‘Hello,’ the President Lied
Three quick points on Obama’s press conference from Tuesday…
First, Obama demonstrates that the term “Game Change” is now the most useless buzzword since “value-added”:
THE PRESIDENT: If I can establish in a way that not only the United States but also the international community feel confident is the use of chemical weapons by the Assad regime, then that is a game-changer because what that portends is potentially even more devastating attacks on civilians, and it raises the strong possibility that those chemical weapons can fall into the wrong hands and get disseminated in ways that would threaten U.S. security or the security of our allies.
Q By game-changer you mean U.S. military action?
THE PRESIDENT: By game-changer I mean that we would have to rethink the range of options that are available to us.
Watch your rear, Assad, or we might have to rethink the range of options.

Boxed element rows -
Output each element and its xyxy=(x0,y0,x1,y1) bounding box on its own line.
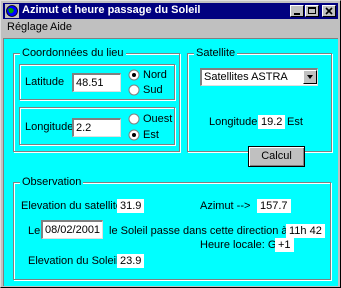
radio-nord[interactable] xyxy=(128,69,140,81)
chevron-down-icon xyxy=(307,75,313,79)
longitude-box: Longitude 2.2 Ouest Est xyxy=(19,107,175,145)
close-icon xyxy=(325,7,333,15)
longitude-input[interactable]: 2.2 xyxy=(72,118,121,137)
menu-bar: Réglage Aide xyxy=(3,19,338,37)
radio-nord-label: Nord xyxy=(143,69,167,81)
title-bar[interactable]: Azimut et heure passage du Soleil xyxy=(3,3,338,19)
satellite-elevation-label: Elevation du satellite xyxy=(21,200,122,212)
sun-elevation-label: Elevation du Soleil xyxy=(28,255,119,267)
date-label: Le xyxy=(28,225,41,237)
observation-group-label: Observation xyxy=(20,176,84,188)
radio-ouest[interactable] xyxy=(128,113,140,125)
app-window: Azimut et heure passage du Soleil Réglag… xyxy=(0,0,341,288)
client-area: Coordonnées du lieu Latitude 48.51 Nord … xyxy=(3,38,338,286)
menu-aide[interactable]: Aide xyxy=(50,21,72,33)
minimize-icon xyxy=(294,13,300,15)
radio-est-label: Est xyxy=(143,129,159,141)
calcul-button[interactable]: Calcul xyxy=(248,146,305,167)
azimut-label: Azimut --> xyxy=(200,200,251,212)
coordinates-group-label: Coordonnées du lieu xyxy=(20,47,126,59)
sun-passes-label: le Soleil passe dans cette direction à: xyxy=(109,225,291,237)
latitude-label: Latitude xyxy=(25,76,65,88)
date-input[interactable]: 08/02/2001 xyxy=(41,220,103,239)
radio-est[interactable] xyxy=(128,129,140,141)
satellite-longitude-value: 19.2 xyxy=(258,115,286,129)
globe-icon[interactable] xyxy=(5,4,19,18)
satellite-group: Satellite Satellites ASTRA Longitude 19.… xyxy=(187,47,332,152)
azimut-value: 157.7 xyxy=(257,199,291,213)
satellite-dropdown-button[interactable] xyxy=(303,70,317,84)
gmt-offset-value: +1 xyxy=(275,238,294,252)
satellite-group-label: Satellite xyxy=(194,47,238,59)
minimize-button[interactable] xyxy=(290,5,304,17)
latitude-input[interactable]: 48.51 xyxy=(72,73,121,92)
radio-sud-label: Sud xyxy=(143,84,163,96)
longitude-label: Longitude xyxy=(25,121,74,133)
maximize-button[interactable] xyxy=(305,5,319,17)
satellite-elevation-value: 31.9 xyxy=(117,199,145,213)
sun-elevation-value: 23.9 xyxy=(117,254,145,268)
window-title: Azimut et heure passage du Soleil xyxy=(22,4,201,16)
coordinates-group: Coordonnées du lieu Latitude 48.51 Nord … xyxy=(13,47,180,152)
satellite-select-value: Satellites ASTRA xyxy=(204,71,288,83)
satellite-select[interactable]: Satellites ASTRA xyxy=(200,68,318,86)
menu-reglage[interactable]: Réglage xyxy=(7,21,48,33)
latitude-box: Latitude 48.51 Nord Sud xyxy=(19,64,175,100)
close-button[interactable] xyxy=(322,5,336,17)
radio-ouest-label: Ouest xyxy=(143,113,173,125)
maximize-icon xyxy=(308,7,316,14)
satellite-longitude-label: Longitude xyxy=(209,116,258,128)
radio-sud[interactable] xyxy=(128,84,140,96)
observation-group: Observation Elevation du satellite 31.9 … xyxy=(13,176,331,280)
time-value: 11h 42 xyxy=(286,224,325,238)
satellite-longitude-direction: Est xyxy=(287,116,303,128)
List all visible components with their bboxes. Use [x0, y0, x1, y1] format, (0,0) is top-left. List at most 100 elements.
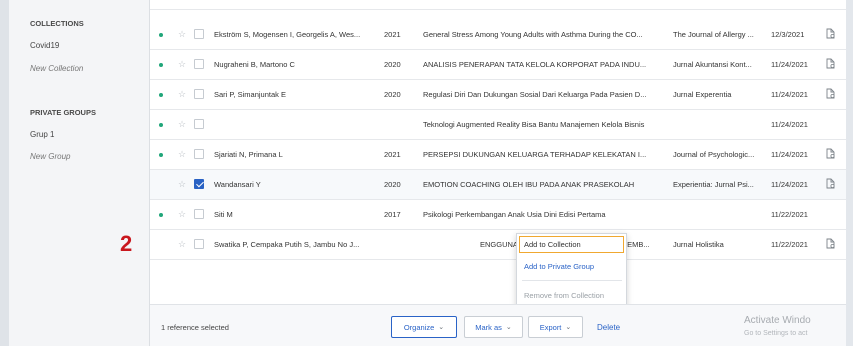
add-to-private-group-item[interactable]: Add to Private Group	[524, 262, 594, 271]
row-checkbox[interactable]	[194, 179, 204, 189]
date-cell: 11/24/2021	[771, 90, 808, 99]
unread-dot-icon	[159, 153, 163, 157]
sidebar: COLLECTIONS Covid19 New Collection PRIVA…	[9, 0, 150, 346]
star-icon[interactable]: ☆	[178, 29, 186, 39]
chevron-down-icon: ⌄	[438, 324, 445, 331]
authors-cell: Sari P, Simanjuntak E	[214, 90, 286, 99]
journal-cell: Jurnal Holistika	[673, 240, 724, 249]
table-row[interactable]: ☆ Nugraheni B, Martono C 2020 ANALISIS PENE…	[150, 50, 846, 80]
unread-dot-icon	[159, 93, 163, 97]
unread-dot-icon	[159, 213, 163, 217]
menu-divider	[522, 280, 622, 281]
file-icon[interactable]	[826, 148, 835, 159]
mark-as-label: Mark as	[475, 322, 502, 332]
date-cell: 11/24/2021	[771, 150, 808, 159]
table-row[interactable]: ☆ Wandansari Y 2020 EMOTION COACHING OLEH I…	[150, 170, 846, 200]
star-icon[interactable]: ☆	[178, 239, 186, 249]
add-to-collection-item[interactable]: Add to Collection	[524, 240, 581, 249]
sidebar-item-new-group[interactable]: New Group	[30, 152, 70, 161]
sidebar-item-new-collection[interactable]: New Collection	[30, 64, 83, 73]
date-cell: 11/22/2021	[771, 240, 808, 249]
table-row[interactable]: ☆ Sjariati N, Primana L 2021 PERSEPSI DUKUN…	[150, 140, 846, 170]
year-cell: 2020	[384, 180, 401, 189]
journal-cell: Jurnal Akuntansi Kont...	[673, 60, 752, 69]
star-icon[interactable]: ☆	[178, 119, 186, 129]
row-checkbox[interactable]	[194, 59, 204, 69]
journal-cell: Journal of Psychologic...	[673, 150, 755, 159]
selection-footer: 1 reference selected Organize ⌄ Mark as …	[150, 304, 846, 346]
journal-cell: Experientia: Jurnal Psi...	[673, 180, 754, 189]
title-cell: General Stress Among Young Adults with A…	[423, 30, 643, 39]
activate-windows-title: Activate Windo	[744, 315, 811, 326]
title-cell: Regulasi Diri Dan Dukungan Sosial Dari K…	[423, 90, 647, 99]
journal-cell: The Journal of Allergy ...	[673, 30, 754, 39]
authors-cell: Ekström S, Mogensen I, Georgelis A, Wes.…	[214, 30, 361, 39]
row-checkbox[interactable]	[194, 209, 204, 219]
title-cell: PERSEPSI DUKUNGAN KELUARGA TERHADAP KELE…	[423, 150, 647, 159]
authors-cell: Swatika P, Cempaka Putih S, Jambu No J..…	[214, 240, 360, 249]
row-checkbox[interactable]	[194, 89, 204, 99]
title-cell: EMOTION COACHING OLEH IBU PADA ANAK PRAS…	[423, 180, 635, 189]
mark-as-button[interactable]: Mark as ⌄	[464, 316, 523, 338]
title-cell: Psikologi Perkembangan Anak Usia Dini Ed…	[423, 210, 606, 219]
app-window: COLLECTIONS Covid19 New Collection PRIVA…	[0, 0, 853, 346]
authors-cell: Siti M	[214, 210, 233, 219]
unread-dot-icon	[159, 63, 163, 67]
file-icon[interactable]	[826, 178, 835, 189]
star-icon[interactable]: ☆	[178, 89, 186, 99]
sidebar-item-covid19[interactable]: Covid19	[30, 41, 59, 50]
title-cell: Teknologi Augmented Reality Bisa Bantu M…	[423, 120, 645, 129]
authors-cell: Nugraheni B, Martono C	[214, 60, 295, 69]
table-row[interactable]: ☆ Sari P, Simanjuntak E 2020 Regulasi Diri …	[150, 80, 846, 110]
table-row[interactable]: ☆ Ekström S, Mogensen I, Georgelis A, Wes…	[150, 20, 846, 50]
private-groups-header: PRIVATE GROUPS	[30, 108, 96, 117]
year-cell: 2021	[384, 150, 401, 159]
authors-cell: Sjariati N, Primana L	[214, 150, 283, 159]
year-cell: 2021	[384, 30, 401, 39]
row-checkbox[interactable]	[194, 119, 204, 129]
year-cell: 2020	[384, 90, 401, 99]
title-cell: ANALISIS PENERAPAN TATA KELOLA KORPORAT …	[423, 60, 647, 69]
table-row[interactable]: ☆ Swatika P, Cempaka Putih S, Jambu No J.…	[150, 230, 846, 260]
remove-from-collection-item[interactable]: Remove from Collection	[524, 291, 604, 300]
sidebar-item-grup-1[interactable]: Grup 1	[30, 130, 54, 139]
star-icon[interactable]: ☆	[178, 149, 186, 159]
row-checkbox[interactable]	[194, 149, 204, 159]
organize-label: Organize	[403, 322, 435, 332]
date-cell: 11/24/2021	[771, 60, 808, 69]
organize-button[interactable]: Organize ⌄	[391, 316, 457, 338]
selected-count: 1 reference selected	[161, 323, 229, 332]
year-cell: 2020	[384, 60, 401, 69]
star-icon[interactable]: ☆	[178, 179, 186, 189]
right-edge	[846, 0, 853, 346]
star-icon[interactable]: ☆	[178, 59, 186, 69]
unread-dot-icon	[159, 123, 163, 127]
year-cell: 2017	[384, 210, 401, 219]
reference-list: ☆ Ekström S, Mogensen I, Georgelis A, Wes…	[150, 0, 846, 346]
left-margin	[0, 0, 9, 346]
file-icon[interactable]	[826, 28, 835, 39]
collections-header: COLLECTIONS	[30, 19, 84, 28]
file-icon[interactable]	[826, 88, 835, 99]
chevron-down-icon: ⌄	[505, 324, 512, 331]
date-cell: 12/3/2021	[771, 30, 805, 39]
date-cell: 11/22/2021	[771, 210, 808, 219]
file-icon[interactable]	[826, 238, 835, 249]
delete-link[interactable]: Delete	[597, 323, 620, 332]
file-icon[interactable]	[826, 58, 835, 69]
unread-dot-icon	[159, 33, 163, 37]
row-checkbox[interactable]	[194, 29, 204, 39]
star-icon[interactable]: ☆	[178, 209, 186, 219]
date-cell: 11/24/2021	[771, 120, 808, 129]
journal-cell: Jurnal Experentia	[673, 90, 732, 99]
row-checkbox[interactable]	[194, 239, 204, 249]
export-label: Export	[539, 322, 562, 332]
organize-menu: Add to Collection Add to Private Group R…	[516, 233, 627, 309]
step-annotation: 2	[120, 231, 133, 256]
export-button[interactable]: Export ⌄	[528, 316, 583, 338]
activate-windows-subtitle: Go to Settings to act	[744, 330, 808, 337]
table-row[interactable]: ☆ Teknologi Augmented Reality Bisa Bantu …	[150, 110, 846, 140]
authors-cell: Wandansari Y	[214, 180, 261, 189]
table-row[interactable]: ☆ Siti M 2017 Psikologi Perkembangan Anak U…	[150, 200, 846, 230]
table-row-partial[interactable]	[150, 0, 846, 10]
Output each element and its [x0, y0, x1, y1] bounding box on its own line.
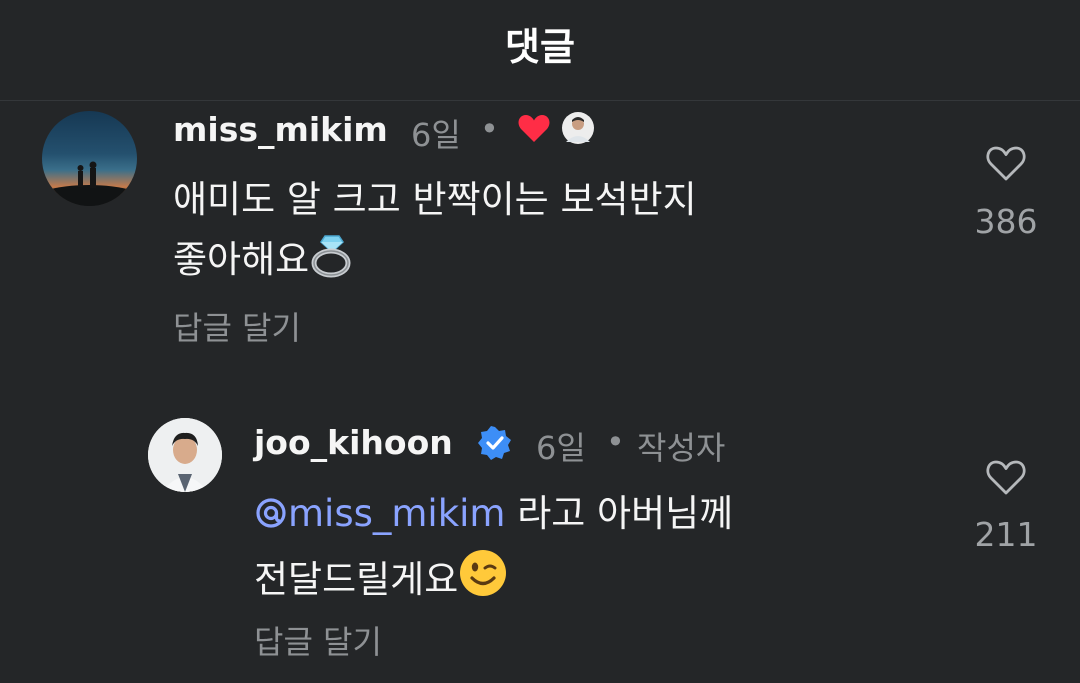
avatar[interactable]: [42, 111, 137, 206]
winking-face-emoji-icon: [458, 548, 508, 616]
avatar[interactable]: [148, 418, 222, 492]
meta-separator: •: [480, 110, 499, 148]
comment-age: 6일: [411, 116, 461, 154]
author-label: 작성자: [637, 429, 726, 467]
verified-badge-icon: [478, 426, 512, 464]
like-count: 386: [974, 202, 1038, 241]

Required task 1 - Write out the piece on Obama's press conference from "Q By game-changer" up to and including "available to us.", replacing "game-changer" with "turning point".
Required task 2 - Carry on the piece on Obama's press conference from where it stops.

Task answer 1 -
Q By turning point you mean U.S. military action?
THE PRESIDENT: By turning point I mean that we would have to rethink the range of options that are available to us.

Task answer 2 -
In Syria and all of the world’s trouble spots, the American people are going to resist intervening internationally until they’re confronted with something more horrible than the loss of blood and treasure spent in the war in Iraq. Right now, Americans aren’t convinced that anything can happen overseas that is so bad, so consequential and horrific, they’ll wish they had sent their sons and daughters and neighbors to go fight and die for something. For now, they’re right; they will probably be wrong someday.
Secondly, examine Obama’s reaction to Jessica Yellin’s question:
YELLIN: Lindsey Graham, who is a senior member of the Armed Services Committee, has said that Benghazi and Boston are both examples of the U.S. going backwards on national security. Is he right? And did our intelligence miss something?
THE PRESIDENT: No, Mr. Graham is not right on this issue, although I’m sure generated some headlines.
I think that what we saw in Boston was state, local, federal officials, every agency rallying around a city that had been attacked — identifying the perpetrators just hours after the scene had been examined. We now have one individual deceased, one in custody. Charges have been brought.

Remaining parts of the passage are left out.